**Aim of the exercise**
From the listing that follows, output everything exactly except the pictures.

====== Exercise materials ======

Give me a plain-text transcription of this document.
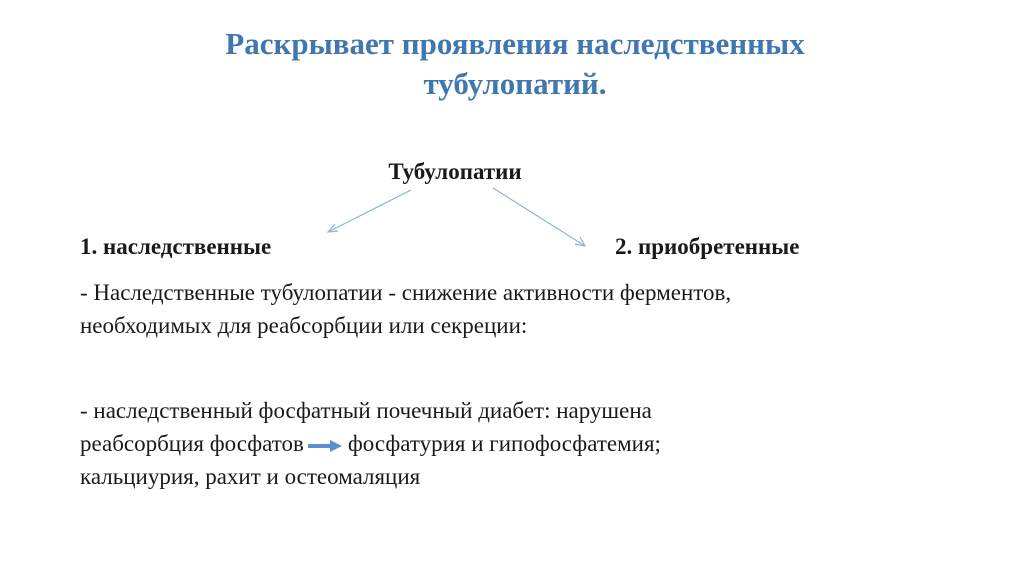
Раскрывает проявления наследственных
тубулопатий.
Тубулопатии
1. наследственные	2. приобретенные
- Наследственные тубулопатии - снижение активности ферментов,
необходимых для реабсорбции или секреции:
- наследственный фосфатный почечный диабет: нарушена
реабсорбция фосфатов фосфатурия и гипофосфатемия;
кальциурия, рахит и остеомаляция
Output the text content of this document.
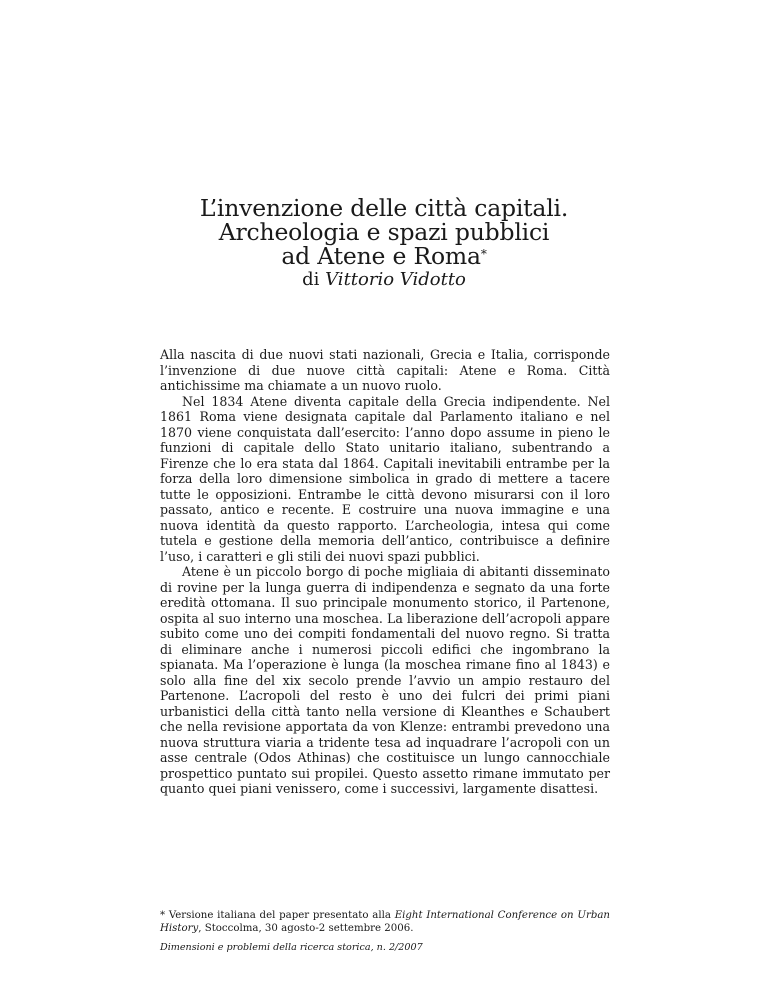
L’invenzione delle città capitali.
Archeologia e spazi pubblici
ad Atene e Roma*
di Vittorio Vidotto

Alla nascita di due nuovi stati nazionali, Grecia e Italia, corrisponde l’invenzione di due nuove città capitali: Atene e Roma. Città antichissime ma chiamate a un nuovo ruolo.

Nel 1834 Atene diventa capitale della Grecia indipendente. Nel 1861 Roma viene designata capitale dal Parlamento italiano e nel 1870 viene conquistata dall’esercito: l’anno dopo assume in pieno le funzioni di capitale dello Stato unitario italiano, subentrando a Firenze che lo era stata dal 1864. Capitali inevitabili entrambe per la forza della loro dimensione simbolica in grado di mettere a tacere tutte le opposizioni. Entrambe le città devono misurarsi con il loro passato, antico e recente. E costruire una nuova immagine e una nuova identità da questo rapporto. L’archeologia, intesa qui come tutela e gestione della memoria dell’antico, contribuisce a definire l’uso, i caratteri e gli stili dei nuovi spazi pubblici.

Atene è un piccolo borgo di poche migliaia di abitanti disseminato di rovine per la lunga guerra di indipendenza e segnato da una forte eredità ottomana. Il suo principale monumento storico, il Partenone, ospita al suo interno una moschea. La liberazione dell’acropoli appare subito come uno dei compiti fondamentali del nuovo regno. Si tratta di eliminare anche i numerosi piccoli edifici che ingombrano la spianata. Ma l’operazione è lunga (la moschea rimane fino al 1843) e solo alla fine del xix secolo prende l’avvio un ampio restauro del Partenone. L’acropoli del resto è uno dei fulcri dei primi piani urbanistici della città tanto nella versione di Kleanthes e Schaubert che nella revisione apportata da von Klenze: entrambi prevedono una nuova struttura viaria a tridente tesa ad inquadrare l’acropoli con un asse centrale (Odos Athinas) che costituisce un lungo cannocchiale prospettico puntato sui propilei. Questo assetto rimane immutato per quanto quei piani venissero, come i successivi, largamente disattesi.

* Versione italiana del paper presentato alla Eight International Conference on Urban History, Stoccolma, 30 agosto-2 settembre 2006.
Dimensioni e problemi della ricerca storica, n. 2/2007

======

**Exercise result**
Give me a plain-text transcription of this document.
Раскрывает проявления наследственных
тубулопатий.
Тубулопатии
1. наследственные	2. приобретенные
- Наследственные тубулопатии - снижение активности ферментов,
необходимых для реабсорбции или секреции:
- наследственный фосфатный почечный диабет: нарушена
реабсорбция фосфатов фосфатурия и гипофосфатемия;
кальциурия, рахит и остеомаляция
Output the text content of this document.
L’invenzione delle città capitali.
Archeologia e spazi pubblici
ad Atene e Roma*
di Vittorio Vidotto

Alla nascita di due nuovi stati nazionali, Grecia e Italia, corrisponde l’invenzione di due nuove città capitali: Atene e Roma. Città antichissime ma chiamate a un nuovo ruolo.

Nel 1834 Atene diventa capitale della Grecia indipendente. Nel 1861 Roma viene designata capitale dal Parlamento italiano e nel 1870 viene conquistata dall’esercito: l’anno dopo assume in pieno le funzioni di capitale dello Stato unitario italiano, subentrando a Firenze che lo era stata dal 1864. Capitali inevitabili entrambe per la forza della loro dimensione simbolica in grado di mettere a tacere tutte le opposizioni. Entrambe le città devono misurarsi con il loro passato, antico e recente. E costruire una nuova immagine e una nuova identità da questo rapporto. L’archeologia, intesa qui come tutela e gestione della memoria dell’antico, contribuisce a definire l’uso, i caratteri e gli stili dei nuovi spazi pubblici.

Atene è un piccolo borgo di poche migliaia di abitanti disseminato di rovine per la lunga guerra di indipendenza e segnato da una forte eredità ottomana. Il suo principale monumento storico, il Partenone, ospita al suo interno una moschea. La liberazione dell’acropoli appare subito come uno dei compiti fondamentali del nuovo regno. Si tratta di eliminare anche i numerosi piccoli edifici che ingombrano la spianata. Ma l’operazione è lunga (la moschea rimane fino al 1843) e solo alla fine del xix secolo prende l’avvio un ampio restauro del Partenone. L’acropoli del resto è uno dei fulcri dei primi piani urbanistici della città tanto nella versione di Kleanthes e Schaubert che nella revisione apportata da von Klenze: entrambi prevedono una nuova struttura viaria a tridente tesa ad inquadrare l’acropoli con un asse centrale (Odos Athinas) che costituisce un lungo cannocchiale prospettico puntato sui propilei. Questo assetto rimane immutato per quanto quei piani venissero, come i successivi, largamente disattesi.

* Versione italiana del paper presentato alla Eight International Conference on Urban History, Stoccolma, 30 agosto-2 settembre 2006.
Dimensioni e problemi della ricerca storica, n. 2/2007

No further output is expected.